## Written exercise
Locate each line containing the string "Hemisphere" and copy it out.

--- Begin ---

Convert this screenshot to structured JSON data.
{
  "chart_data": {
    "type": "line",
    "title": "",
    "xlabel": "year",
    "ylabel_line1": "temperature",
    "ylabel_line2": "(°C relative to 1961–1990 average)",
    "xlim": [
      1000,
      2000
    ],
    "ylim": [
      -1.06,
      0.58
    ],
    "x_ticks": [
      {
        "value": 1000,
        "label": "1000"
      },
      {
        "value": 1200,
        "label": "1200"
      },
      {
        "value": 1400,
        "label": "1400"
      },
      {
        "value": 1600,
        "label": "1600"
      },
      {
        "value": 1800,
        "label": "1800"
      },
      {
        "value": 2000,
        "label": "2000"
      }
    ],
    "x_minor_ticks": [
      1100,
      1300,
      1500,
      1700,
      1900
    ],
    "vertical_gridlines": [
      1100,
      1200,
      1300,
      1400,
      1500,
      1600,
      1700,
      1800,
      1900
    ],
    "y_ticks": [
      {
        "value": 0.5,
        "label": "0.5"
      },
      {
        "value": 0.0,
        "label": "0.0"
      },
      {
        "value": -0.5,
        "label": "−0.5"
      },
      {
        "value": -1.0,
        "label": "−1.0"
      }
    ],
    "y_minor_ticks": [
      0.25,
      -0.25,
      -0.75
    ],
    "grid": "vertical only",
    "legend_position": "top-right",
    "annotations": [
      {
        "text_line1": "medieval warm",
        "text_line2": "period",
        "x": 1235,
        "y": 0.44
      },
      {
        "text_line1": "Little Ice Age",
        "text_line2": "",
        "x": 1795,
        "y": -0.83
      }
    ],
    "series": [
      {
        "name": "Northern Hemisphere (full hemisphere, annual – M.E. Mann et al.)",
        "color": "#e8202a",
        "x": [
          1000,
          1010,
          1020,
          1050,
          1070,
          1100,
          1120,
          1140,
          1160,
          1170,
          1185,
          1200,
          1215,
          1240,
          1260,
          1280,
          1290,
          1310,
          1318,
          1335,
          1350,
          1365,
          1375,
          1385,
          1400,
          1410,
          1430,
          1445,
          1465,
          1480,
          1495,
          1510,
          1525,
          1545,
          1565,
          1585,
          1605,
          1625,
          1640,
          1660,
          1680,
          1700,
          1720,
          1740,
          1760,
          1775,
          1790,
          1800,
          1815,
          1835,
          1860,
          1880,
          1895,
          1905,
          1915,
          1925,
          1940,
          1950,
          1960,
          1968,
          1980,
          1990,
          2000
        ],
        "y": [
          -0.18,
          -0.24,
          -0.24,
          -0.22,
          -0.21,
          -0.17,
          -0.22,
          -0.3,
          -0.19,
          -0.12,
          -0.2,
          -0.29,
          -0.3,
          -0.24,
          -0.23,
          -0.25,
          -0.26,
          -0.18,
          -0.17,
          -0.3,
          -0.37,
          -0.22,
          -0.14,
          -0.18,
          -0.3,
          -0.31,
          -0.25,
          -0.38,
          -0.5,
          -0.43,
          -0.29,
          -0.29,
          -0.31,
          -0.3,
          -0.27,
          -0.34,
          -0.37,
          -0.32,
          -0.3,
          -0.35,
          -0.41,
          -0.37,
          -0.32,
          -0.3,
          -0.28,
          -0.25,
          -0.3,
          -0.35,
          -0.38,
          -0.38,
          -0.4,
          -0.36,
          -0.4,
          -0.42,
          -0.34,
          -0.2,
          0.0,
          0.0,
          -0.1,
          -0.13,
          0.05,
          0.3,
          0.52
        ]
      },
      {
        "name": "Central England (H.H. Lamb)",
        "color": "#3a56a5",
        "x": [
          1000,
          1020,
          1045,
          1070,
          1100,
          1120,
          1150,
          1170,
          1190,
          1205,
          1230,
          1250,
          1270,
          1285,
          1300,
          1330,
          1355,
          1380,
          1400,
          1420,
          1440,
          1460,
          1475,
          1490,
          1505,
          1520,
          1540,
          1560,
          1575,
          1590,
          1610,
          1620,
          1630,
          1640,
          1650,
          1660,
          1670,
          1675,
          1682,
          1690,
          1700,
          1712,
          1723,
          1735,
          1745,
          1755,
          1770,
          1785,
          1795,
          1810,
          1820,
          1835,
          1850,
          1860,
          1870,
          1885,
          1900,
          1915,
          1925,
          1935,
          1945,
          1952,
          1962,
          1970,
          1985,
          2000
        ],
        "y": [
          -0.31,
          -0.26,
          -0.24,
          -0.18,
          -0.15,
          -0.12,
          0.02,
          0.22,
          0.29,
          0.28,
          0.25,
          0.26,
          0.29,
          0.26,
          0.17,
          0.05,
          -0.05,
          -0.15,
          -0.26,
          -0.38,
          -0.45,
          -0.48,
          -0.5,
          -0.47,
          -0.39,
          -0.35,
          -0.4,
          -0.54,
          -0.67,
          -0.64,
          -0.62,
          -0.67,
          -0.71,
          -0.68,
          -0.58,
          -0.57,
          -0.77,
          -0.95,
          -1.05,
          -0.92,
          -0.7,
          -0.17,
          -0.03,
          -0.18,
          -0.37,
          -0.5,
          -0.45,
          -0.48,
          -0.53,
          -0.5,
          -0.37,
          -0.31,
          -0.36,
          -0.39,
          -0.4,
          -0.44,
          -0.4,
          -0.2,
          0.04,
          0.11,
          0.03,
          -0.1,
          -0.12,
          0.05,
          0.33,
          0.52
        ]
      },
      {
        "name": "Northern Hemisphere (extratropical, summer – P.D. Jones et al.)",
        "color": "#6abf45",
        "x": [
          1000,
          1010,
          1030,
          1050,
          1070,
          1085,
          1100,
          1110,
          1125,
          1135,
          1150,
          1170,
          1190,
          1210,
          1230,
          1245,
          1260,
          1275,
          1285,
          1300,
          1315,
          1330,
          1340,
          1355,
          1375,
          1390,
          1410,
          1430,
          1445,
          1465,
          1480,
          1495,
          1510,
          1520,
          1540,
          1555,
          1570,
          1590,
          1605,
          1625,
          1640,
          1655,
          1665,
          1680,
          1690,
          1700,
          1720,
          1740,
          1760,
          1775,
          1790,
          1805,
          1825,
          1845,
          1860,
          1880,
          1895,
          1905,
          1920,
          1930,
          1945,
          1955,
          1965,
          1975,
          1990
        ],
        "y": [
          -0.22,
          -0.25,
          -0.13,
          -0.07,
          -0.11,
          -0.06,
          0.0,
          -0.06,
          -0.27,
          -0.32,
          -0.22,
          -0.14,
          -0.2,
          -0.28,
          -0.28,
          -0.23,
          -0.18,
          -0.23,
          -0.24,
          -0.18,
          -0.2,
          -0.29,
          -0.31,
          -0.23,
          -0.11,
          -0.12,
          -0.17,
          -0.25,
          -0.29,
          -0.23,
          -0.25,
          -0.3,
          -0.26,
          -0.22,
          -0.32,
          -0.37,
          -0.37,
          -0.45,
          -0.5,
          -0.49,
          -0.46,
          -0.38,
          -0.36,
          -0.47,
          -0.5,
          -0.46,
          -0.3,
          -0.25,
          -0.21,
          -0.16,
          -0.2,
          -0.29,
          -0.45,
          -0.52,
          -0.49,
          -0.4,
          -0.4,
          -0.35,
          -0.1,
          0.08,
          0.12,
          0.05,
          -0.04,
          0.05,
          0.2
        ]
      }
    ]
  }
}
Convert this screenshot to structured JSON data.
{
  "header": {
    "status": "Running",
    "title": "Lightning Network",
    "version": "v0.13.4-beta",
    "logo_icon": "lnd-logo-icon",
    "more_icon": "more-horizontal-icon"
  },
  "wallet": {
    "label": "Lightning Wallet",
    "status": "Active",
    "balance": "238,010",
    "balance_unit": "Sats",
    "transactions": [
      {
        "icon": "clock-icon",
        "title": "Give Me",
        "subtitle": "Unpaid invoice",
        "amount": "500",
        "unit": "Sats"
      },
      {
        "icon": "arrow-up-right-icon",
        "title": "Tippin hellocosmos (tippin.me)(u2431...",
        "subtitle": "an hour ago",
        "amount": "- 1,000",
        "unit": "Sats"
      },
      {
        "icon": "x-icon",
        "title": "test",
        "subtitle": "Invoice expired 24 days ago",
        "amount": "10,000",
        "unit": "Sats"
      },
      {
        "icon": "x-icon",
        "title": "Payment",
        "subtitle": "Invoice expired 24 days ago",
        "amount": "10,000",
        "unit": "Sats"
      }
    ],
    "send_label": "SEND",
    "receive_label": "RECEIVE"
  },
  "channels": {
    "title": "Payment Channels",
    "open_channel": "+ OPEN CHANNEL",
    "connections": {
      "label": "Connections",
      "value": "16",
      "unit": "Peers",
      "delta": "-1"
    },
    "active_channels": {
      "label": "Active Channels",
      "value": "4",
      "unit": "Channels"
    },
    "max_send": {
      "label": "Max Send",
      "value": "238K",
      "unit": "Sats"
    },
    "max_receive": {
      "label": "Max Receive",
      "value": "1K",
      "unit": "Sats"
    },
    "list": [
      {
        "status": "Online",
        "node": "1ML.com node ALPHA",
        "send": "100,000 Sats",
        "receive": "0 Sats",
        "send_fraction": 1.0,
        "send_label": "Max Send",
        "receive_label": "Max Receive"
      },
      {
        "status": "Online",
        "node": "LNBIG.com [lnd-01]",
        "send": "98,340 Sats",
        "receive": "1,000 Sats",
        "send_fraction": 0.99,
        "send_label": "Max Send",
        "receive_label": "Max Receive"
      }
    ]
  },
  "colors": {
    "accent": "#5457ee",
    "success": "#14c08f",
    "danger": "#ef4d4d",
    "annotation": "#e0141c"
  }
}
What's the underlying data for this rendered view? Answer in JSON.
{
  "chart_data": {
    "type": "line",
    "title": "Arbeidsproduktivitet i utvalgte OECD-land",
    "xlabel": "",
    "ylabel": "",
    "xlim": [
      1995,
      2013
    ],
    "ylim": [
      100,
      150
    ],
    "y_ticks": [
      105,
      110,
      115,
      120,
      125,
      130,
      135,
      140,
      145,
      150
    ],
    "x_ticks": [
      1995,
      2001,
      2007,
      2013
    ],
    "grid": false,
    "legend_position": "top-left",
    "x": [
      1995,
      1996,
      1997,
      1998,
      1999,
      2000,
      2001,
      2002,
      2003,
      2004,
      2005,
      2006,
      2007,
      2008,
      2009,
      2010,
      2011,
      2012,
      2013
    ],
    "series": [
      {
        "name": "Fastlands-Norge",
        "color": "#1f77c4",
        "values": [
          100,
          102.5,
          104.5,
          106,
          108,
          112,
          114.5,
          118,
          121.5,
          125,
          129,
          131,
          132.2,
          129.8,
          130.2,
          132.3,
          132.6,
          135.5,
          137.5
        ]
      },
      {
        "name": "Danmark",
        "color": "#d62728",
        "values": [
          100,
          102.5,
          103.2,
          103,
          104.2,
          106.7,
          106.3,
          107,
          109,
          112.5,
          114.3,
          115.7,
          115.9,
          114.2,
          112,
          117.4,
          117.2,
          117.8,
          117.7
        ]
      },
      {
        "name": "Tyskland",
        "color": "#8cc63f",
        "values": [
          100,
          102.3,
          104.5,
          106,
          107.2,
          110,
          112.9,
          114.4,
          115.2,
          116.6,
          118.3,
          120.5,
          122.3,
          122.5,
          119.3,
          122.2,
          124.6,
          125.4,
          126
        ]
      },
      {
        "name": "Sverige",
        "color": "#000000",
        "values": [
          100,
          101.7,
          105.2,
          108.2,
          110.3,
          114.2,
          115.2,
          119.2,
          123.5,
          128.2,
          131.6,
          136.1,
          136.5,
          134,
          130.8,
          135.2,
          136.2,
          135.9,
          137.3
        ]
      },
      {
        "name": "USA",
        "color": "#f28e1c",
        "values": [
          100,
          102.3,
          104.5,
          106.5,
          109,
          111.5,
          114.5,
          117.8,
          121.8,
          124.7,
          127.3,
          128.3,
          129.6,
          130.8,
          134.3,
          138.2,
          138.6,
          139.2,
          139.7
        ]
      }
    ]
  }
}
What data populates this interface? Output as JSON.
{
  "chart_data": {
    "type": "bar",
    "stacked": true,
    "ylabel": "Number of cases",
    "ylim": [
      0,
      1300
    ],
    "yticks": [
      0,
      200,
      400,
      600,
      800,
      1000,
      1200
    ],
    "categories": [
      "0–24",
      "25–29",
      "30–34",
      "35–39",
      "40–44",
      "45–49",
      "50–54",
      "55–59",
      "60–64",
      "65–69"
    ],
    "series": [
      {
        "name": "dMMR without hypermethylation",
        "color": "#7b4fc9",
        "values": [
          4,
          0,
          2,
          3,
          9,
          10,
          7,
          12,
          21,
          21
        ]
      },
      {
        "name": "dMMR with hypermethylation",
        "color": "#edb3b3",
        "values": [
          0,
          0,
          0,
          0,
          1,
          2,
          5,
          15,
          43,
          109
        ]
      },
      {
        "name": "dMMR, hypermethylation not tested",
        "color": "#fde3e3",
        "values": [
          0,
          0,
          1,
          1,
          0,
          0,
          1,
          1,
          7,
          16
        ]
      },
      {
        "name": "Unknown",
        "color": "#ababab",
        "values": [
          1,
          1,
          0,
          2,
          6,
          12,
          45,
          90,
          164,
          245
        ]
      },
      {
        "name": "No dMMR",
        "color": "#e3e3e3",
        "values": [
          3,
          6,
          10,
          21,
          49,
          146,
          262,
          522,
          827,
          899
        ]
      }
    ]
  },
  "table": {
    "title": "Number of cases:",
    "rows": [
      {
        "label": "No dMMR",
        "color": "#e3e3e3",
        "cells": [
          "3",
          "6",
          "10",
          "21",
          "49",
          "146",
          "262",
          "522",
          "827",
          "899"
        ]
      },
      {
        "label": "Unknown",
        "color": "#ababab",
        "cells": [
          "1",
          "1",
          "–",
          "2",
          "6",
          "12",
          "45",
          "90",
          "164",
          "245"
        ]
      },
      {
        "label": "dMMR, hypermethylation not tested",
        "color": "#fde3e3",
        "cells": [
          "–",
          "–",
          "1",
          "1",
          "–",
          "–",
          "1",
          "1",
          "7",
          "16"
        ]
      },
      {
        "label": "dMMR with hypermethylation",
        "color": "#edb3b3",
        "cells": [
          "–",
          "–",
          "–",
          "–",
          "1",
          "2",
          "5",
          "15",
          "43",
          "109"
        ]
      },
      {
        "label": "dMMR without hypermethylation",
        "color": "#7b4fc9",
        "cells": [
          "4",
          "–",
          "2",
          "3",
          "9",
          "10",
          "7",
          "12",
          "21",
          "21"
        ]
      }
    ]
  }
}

--- End ---

## Written response
        "name": "Northern Hemisphere (full hemisphere, annual – M.E. Mann et al.)",
        "name": "Northern Hemisphere (extratropical, summer – P.D. Jones et al.)",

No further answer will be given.